= Input records =
- - -

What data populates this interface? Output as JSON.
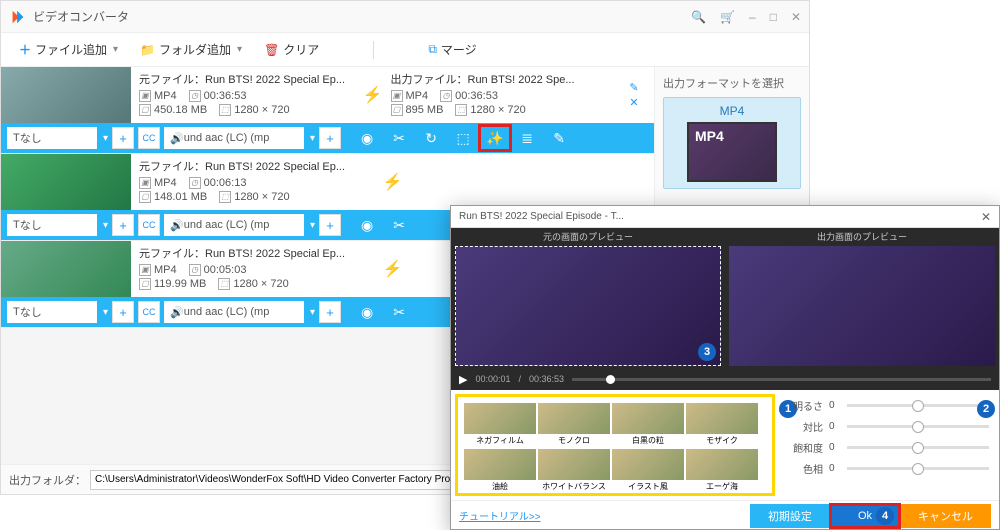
{
  "window": {
    "title": "ビデオコンバータ",
    "min": "–",
    "max": "□",
    "close": "✕",
    "search_icon": "🔍",
    "cart_icon": "🛒"
  },
  "toolbar": {
    "add_file": "ファイル追加",
    "add_folder": "フォルダ追加",
    "clear": "クリア",
    "merge": "マージ"
  },
  "files": [
    {
      "src_label": "元ファイル：Run BTS! 2022 Special Ep...",
      "src_fmt": "MP4",
      "src_dur": "00:36:53",
      "src_size": "450.18 MB",
      "src_res": "1280 × 720",
      "out_label": "出力ファイル：Run BTS! 2022 Spe...",
      "out_fmt": "MP4",
      "out_dur": "00:36:53",
      "out_size": "895 MB",
      "out_res": "1280 × 720",
      "sub": "なし",
      "audio": "und aac (LC) (mp"
    },
    {
      "src_label": "元ファイル：Run BTS! 2022 Special Ep...",
      "src_fmt": "MP4",
      "src_dur": "00:06:13",
      "src_size": "148.01 MB",
      "src_res": "1280 × 720",
      "sub": "なし",
      "audio": "und aac (LC) (mp"
    },
    {
      "src_label": "元ファイル：Run BTS! 2022 Special Ep...",
      "src_fmt": "MP4",
      "src_dur": "00:05:03",
      "src_size": "119.99 MB",
      "src_res": "1280 × 720",
      "sub": "なし",
      "audio": "und aac (LC) (mp"
    }
  ],
  "side": {
    "label": "出力フォーマットを選択",
    "format": "MP4"
  },
  "bottom": {
    "label": "出力フォルダ：",
    "path": "C:\\Users\\Administrator\\Videos\\WonderFox Soft\\HD Video Converter Factory Pro\\OutputVideo\\"
  },
  "effects": {
    "title": "Run BTS! 2022 Special Episode - T...",
    "preview_src": "元の画面のプレビュー",
    "preview_out": "出力画面のプレビュー",
    "time_cur": "00:00:01",
    "time_total": "00:36:53",
    "filters": [
      "ネガフィルム",
      "モノクロ",
      "白黒の粒",
      "モザイク",
      "油絵",
      "ホワイトバランス",
      "イラスト風",
      "エーゲ海"
    ],
    "sliders": {
      "brightness_lbl": "明るさ",
      "brightness_val": "0",
      "contrast_lbl": "対比",
      "contrast_val": "0",
      "saturation_lbl": "飽和度",
      "saturation_val": "0",
      "hue_lbl": "色相",
      "hue_val": "0"
    },
    "tutorial": "チュートリアル>>",
    "reset": "初期設定",
    "ok": "Ok",
    "cancel": "キャンセル"
  }
}
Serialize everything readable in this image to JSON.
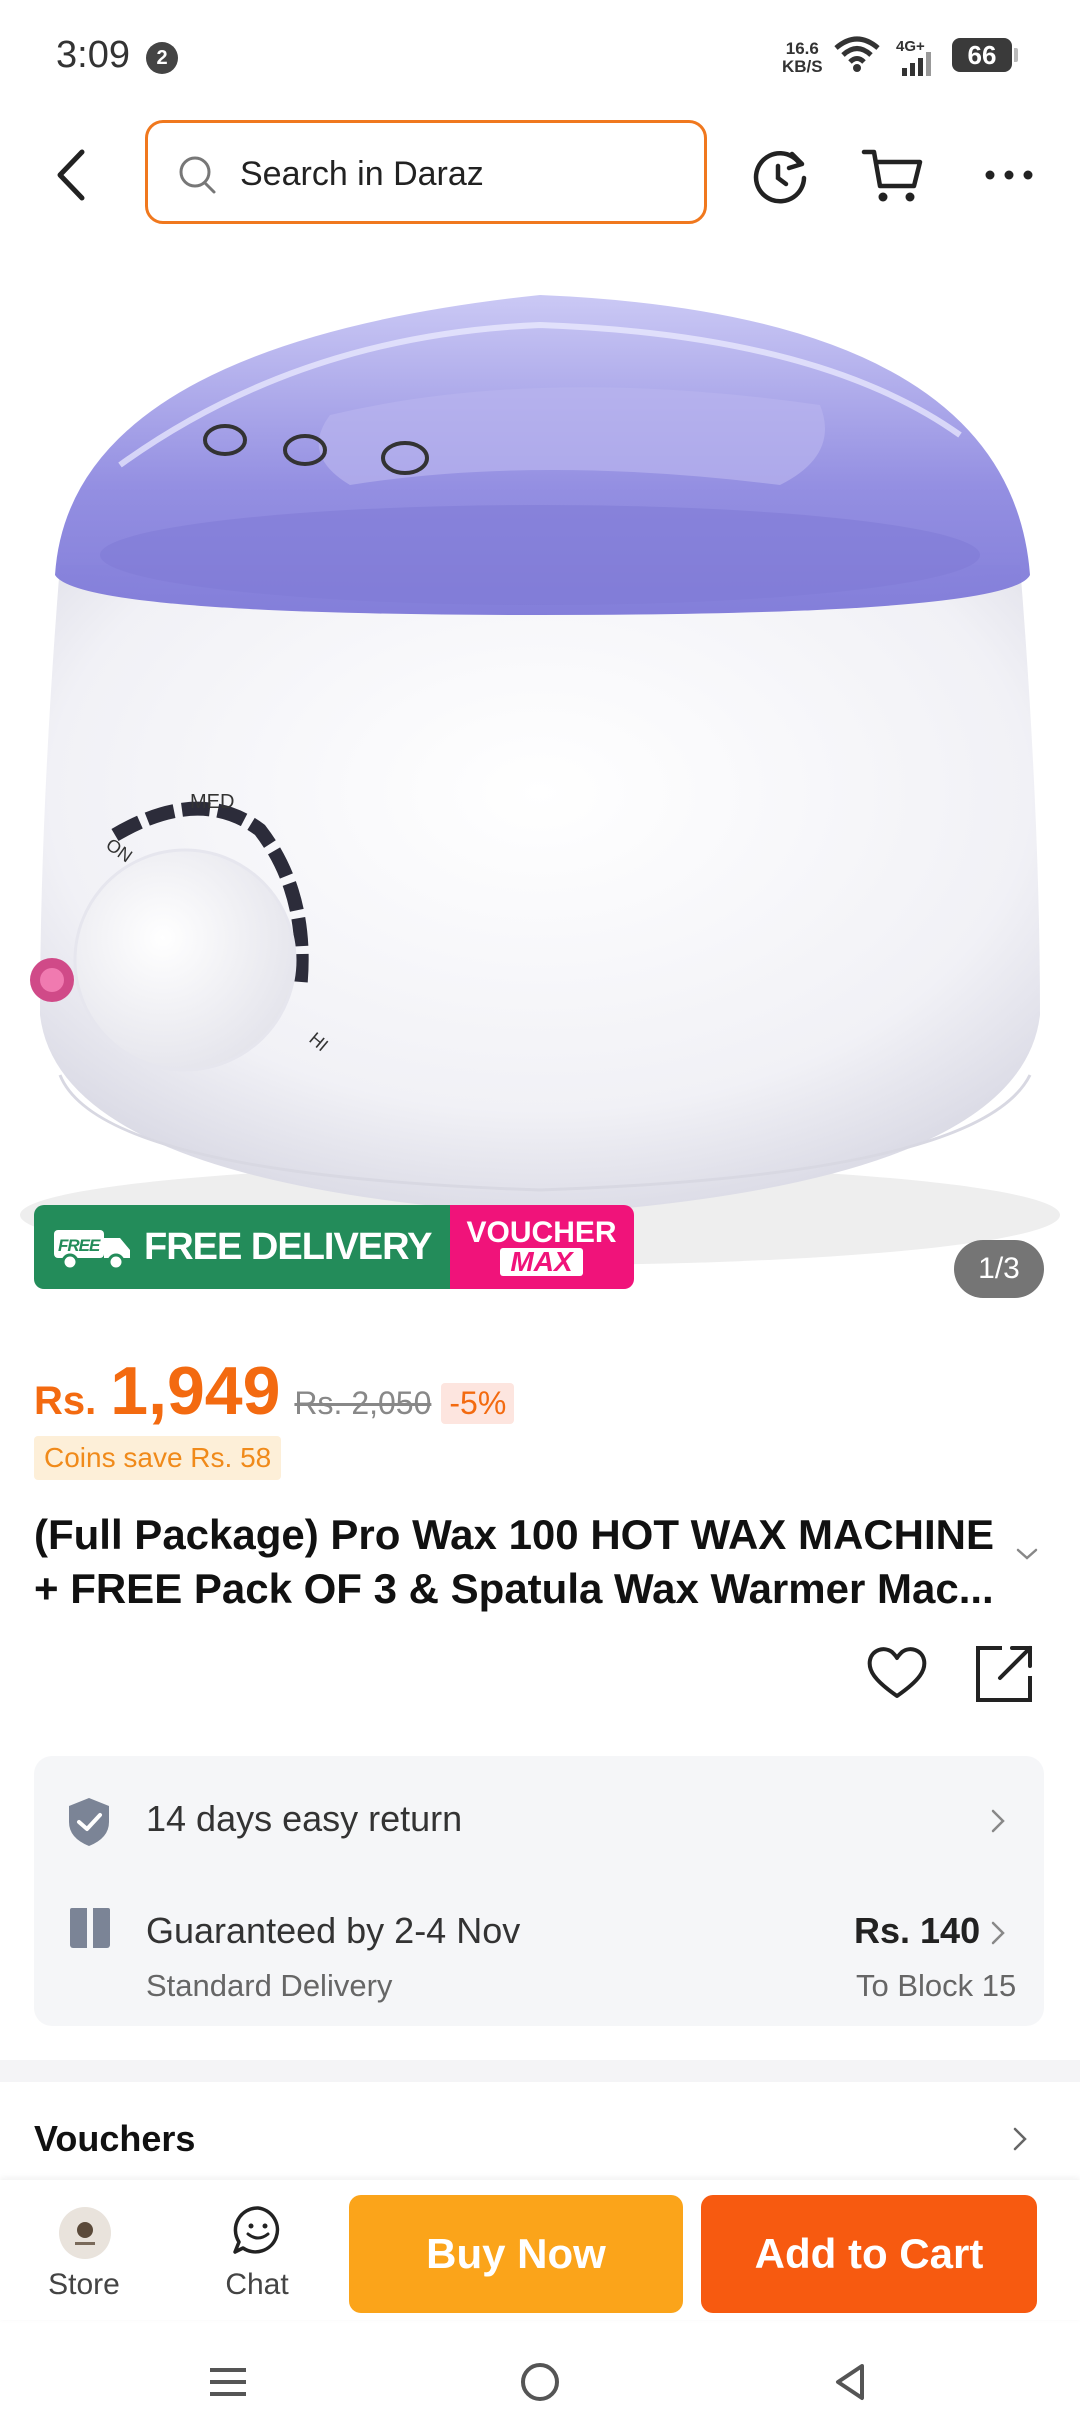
{
  "status": {
    "time": "3:09",
    "notif_count": "2",
    "speed_top": "16.6",
    "speed_unit": "KB/S",
    "network": "4G+",
    "battery": "66"
  },
  "header": {
    "search_placeholder": "Search in Daraz"
  },
  "gallery": {
    "pager": "1/3",
    "badge_free": "FREE",
    "badge_free_delivery": "FREE DELIVERY",
    "badge_voucher": "VOUCHER",
    "badge_max": "MAX",
    "knob_on": "ON",
    "knob_med": "MED",
    "knob_hi": "HI"
  },
  "price": {
    "currency": "Rs.",
    "amount": "1,949",
    "old": "Rs. 2,050",
    "discount": "-5%",
    "coins": "Coins save Rs. 58"
  },
  "product": {
    "title": "(Full Package) Pro Wax 100 HOT WAX MACHINE + FREE Pack OF 3 & Spatula Wax Warmer Mac..."
  },
  "service": {
    "return_text": "14 days easy return",
    "delivery_title": "Guaranteed by 2-4 Nov",
    "delivery_sub": "Standard Delivery",
    "delivery_price": "Rs. 140",
    "delivery_location": "To Block 15"
  },
  "vouchers": {
    "label": "Vouchers"
  },
  "bottom": {
    "store": "Store",
    "chat": "Chat",
    "buy_now": "Buy Now",
    "add_to_cart": "Add to Cart"
  },
  "colors": {
    "accent": "#f36a10",
    "buy_now": "#fba41a",
    "add_to_cart": "#f75a10",
    "free_delivery": "#238c5a",
    "voucher_max": "#f0137a"
  }
}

- - -

= Requirements =
Restate the data above word for word. Skip every picture.

= The answer =
What data populates this interface? Output as JSON.
{
  "window": {
    "title": "ビデオコンバータ",
    "min": "–",
    "max": "□",
    "close": "✕",
    "search_icon": "🔍",
    "cart_icon": "🛒"
  },
  "toolbar": {
    "add_file": "ファイル追加",
    "add_folder": "フォルダ追加",
    "clear": "クリア",
    "merge": "マージ"
  },
  "files": [
    {
      "src_label": "元ファイル：Run BTS! 2022 Special Ep...",
      "src_fmt": "MP4",
      "src_dur": "00:36:53",
      "src_size": "450.18 MB",
      "src_res": "1280 × 720",
      "out_label": "出力ファイル：Run BTS! 2022 Spe...",
      "out_fmt": "MP4",
      "out_dur": "00:36:53",
      "out_size": "895 MB",
      "out_res": "1280 × 720",
      "sub": "なし",
      "audio": "und aac (LC) (mp"
    },
    {
      "src_label": "元ファイル：Run BTS! 2022 Special Ep...",
      "src_fmt": "MP4",
      "src_dur": "00:06:13",
      "src_size": "148.01 MB",
      "src_res": "1280 × 720",
      "sub": "なし",
      "audio": "und aac (LC) (mp"
    },
    {
      "src_label": "元ファイル：Run BTS! 2022 Special Ep...",
      "src_fmt": "MP4",
      "src_dur": "00:05:03",
      "src_size": "119.99 MB",
      "src_res": "1280 × 720",
      "sub": "なし",
      "audio": "und aac (LC) (mp"
    }
  ],
  "side": {
    "label": "出力フォーマットを選択",
    "format": "MP4"
  },
  "bottom": {
    "label": "出力フォルダ：",
    "path": "C:\\Users\\Administrator\\Videos\\WonderFox Soft\\HD Video Converter Factory Pro\\OutputVideo\\"
  },
  "effects": {
    "title": "Run BTS! 2022 Special Episode - T...",
    "preview_src": "元の画面のプレビュー",
    "preview_out": "出力画面のプレビュー",
    "time_cur": "00:00:01",
    "time_total": "00:36:53",
    "filters": [
      "ネガフィルム",
      "モノクロ",
      "白黒の粒",
      "モザイク",
      "油絵",
      "ホワイトバランス",
      "イラスト風",
      "エーゲ海"
    ],
    "sliders": {
      "brightness_lbl": "明るさ",
      "brightness_val": "0",
      "contrast_lbl": "対比",
      "contrast_val": "0",
      "saturation_lbl": "飽和度",
      "saturation_val": "0",
      "hue_lbl": "色相",
      "hue_val": "0"
    },
    "tutorial": "チュートリアル>>",
    "reset": "初期設定",
    "ok": "Ok",
    "cancel": "キャンセル"
  }
}
Serialize everything readable in this image to JSON.
{
  "status": {
    "time": "3:09",
    "notif_count": "2",
    "speed_top": "16.6",
    "speed_unit": "KB/S",
    "network": "4G+",
    "battery": "66"
  },
  "header": {
    "search_placeholder": "Search in Daraz"
  },
  "gallery": {
    "pager": "1/3",
    "badge_free": "FREE",
    "badge_free_delivery": "FREE DELIVERY",
    "badge_voucher": "VOUCHER",
    "badge_max": "MAX",
    "knob_on": "ON",
    "knob_med": "MED",
    "knob_hi": "HI"
  },
  "price": {
    "currency": "Rs.",
    "amount": "1,949",
    "old": "Rs. 2,050",
    "discount": "-5%",
    "coins": "Coins save Rs. 58"
  },
  "product": {
    "title": "(Full Package) Pro Wax 100 HOT WAX MACHINE + FREE Pack OF 3 & Spatula Wax Warmer Mac..."
  },
  "service": {
    "return_text": "14 days easy return",
    "delivery_title": "Guaranteed by 2-4 Nov",
    "delivery_sub": "Standard Delivery",
    "delivery_price": "Rs. 140",
    "delivery_location": "To Block 15"
  },
  "vouchers": {
    "label": "Vouchers"
  },
  "bottom": {
    "store": "Store",
    "chat": "Chat",
    "buy_now": "Buy Now",
    "add_to_cart": "Add to Cart"
  },
  "colors": {
    "accent": "#f36a10",
    "buy_now": "#fba41a",
    "add_to_cart": "#f75a10",
    "free_delivery": "#238c5a",
    "voucher_max": "#f0137a"
  }
}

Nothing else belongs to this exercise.